Exercise prompt —
Locate each line below that includes "明确了业绩基准的使用规范" and reproduce it.

***

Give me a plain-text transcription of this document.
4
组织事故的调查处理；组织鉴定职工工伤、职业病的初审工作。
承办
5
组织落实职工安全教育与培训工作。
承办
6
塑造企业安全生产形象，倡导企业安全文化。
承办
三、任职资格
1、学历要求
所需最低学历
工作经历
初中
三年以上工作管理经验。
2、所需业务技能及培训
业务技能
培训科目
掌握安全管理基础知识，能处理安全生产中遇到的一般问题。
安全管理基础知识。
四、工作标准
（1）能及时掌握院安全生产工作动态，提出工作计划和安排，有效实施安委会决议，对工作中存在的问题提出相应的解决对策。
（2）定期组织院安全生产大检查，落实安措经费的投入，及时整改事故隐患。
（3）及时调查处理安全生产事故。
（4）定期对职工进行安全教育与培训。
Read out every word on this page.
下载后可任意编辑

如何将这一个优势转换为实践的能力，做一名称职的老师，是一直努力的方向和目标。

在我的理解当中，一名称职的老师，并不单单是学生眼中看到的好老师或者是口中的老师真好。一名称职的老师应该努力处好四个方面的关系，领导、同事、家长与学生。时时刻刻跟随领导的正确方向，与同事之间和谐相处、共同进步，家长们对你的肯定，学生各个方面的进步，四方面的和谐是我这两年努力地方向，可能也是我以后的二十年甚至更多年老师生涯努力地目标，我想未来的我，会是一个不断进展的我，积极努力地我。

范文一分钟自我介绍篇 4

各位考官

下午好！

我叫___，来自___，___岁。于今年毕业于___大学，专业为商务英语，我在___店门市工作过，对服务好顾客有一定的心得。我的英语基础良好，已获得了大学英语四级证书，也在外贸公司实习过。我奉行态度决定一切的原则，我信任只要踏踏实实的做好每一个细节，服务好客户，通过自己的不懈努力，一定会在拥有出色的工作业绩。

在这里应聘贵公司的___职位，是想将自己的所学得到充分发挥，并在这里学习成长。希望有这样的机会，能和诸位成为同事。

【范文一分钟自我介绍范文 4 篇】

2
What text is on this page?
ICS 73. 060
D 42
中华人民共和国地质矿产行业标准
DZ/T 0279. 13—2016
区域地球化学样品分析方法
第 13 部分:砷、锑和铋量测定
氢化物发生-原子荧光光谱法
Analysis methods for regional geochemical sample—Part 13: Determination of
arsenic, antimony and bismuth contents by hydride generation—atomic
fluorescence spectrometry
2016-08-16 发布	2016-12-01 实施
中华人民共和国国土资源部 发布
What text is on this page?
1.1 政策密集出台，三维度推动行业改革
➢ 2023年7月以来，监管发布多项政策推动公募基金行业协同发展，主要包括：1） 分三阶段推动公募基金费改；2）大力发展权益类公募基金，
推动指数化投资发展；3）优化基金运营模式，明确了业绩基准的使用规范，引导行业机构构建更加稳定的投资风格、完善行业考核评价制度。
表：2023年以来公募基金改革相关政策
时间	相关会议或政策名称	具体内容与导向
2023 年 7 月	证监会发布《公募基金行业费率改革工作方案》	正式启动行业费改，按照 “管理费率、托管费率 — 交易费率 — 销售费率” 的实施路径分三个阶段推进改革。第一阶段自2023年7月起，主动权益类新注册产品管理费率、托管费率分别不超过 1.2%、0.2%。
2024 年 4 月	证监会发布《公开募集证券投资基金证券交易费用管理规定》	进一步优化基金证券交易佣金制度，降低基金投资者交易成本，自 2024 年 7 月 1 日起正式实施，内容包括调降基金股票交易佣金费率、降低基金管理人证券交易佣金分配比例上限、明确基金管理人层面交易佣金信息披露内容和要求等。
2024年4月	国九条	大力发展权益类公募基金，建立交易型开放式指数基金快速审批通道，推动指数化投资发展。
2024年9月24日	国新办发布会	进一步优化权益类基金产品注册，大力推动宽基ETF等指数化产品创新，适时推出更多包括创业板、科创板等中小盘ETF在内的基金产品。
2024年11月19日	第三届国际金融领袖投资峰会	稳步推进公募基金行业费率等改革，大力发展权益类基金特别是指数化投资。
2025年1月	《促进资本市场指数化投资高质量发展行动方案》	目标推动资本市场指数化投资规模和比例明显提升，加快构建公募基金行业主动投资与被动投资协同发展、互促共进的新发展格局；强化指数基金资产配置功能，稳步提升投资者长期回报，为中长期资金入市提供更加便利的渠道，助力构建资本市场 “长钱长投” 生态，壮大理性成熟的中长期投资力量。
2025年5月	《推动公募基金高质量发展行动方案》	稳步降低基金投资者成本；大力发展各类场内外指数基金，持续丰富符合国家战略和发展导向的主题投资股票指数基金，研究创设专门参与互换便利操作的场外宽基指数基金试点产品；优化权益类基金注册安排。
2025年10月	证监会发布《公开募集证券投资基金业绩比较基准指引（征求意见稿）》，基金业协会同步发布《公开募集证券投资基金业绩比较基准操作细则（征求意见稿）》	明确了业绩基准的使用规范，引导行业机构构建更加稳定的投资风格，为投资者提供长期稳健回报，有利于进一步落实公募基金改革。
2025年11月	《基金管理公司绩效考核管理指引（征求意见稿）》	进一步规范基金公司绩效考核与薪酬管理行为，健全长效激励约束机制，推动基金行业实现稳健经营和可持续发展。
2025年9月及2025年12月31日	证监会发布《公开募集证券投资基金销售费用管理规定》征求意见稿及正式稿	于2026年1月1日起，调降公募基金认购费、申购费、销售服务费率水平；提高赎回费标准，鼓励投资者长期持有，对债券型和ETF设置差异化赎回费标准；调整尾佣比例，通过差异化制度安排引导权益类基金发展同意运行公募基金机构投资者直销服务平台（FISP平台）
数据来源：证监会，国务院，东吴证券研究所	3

***

Written response —
推动指数化投资发展；3）优化基金运营模式，明确了业绩基准的使用规范，引导行业机构构建更加稳定的投资风格、完善行业考核评价制度。
2025年10月	证监会发布《公开募集证券投资基金业绩比较基准指引（征求意见稿）》，基金业协会同步发布《公开募集证券投资基金业绩比较基准操作细则（征求意见稿）》	明确了业绩基准的使用规范，引导行业机构构建更加稳定的投资风格，为投资者提供长期稳健回报，有利于进一步落实公募基金改革。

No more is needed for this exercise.